Task data start

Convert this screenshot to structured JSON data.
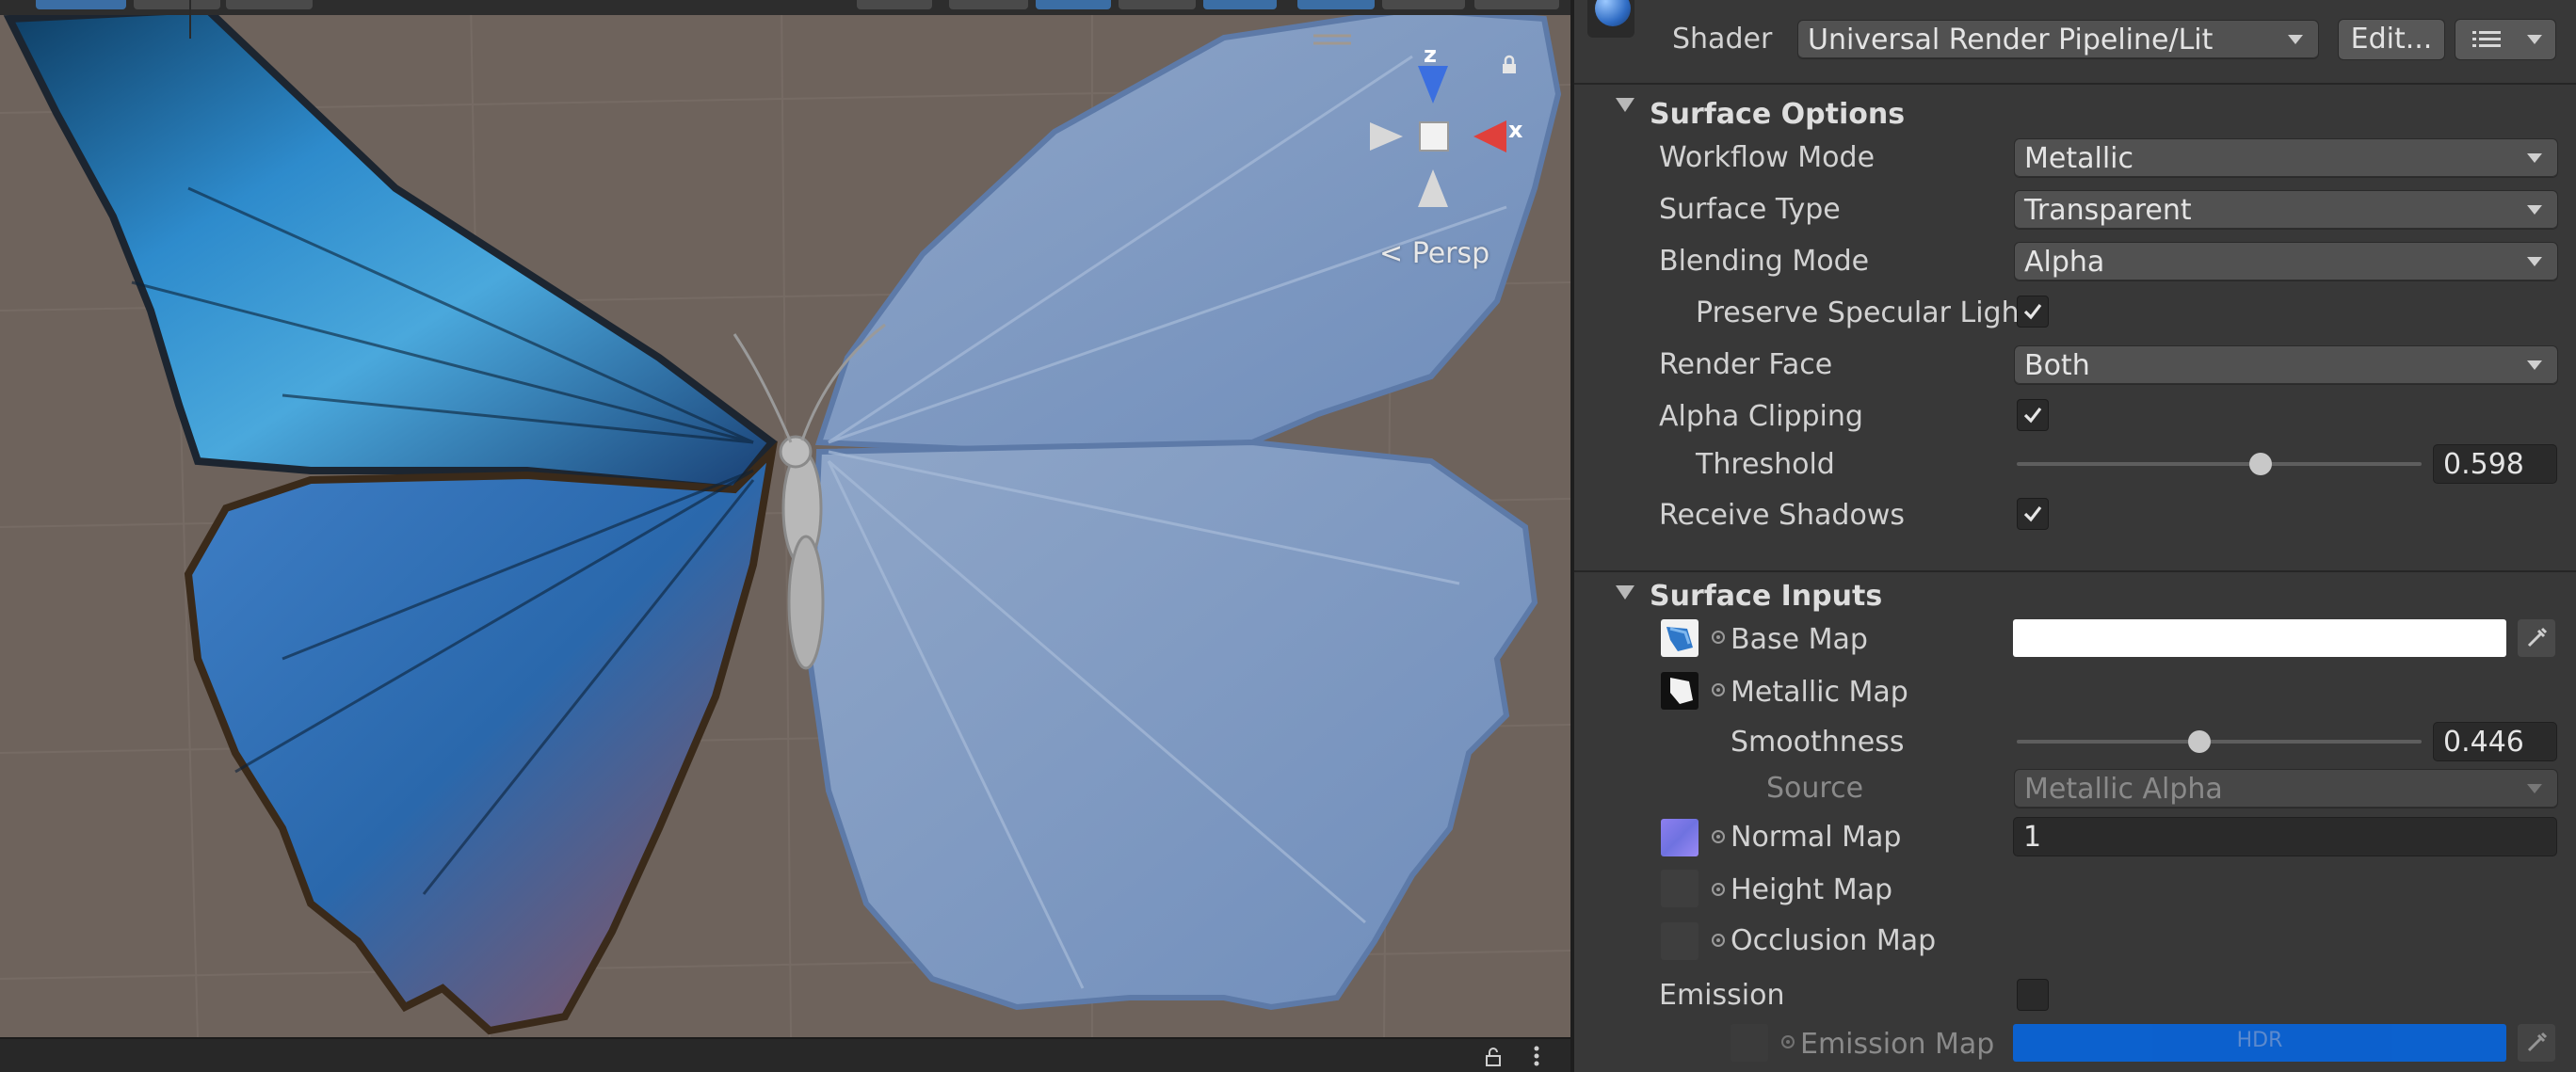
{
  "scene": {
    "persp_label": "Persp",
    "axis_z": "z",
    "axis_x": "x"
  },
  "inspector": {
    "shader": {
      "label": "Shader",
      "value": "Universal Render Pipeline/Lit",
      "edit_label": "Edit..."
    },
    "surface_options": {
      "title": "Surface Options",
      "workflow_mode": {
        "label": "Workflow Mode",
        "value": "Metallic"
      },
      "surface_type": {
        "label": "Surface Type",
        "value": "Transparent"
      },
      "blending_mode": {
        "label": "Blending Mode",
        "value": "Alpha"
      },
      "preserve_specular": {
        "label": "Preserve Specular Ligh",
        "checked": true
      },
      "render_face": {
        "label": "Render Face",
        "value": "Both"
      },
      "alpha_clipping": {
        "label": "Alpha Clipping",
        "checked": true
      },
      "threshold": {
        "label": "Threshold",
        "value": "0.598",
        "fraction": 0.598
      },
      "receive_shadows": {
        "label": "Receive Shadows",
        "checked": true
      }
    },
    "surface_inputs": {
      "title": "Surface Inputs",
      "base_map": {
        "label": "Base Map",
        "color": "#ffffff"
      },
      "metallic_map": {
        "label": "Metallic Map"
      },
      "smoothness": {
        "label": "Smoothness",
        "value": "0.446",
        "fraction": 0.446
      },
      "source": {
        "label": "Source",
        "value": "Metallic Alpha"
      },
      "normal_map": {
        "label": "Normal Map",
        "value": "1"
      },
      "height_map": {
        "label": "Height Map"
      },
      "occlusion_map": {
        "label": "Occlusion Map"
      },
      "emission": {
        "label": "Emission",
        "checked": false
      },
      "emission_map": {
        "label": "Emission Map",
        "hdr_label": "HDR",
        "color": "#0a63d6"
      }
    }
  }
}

Task data end

Task prompt: Transcribe all of the material exactly, leaving out whatever pictures it contains.

The output:
Convert this screenshot to structured JSON data.
{
  "scene": {
    "persp_label": "Persp",
    "axis_z": "z",
    "axis_x": "x"
  },
  "inspector": {
    "shader": {
      "label": "Shader",
      "value": "Universal Render Pipeline/Lit",
      "edit_label": "Edit..."
    },
    "surface_options": {
      "title": "Surface Options",
      "workflow_mode": {
        "label": "Workflow Mode",
        "value": "Metallic"
      },
      "surface_type": {
        "label": "Surface Type",
        "value": "Transparent"
      },
      "blending_mode": {
        "label": "Blending Mode",
        "value": "Alpha"
      },
      "preserve_specular": {
        "label": "Preserve Specular Ligh",
        "checked": true
      },
      "render_face": {
        "label": "Render Face",
        "value": "Both"
      },
      "alpha_clipping": {
        "label": "Alpha Clipping",
        "checked": true
      },
      "threshold": {
        "label": "Threshold",
        "value": "0.598",
        "fraction": 0.598
      },
      "receive_shadows": {
        "label": "Receive Shadows",
        "checked": true
      }
    },
    "surface_inputs": {
      "title": "Surface Inputs",
      "base_map": {
        "label": "Base Map",
        "color": "#ffffff"
      },
      "metallic_map": {
        "label": "Metallic Map"
      },
      "smoothness": {
        "label": "Smoothness",
        "value": "0.446",
        "fraction": 0.446
      },
      "source": {
        "label": "Source",
        "value": "Metallic Alpha"
      },
      "normal_map": {
        "label": "Normal Map",
        "value": "1"
      },
      "height_map": {
        "label": "Height Map"
      },
      "occlusion_map": {
        "label": "Occlusion Map"
      },
      "emission": {
        "label": "Emission",
        "checked": false
      },
      "emission_map": {
        "label": "Emission Map",
        "hdr_label": "HDR",
        "color": "#0a63d6"
      }
    }
  }
}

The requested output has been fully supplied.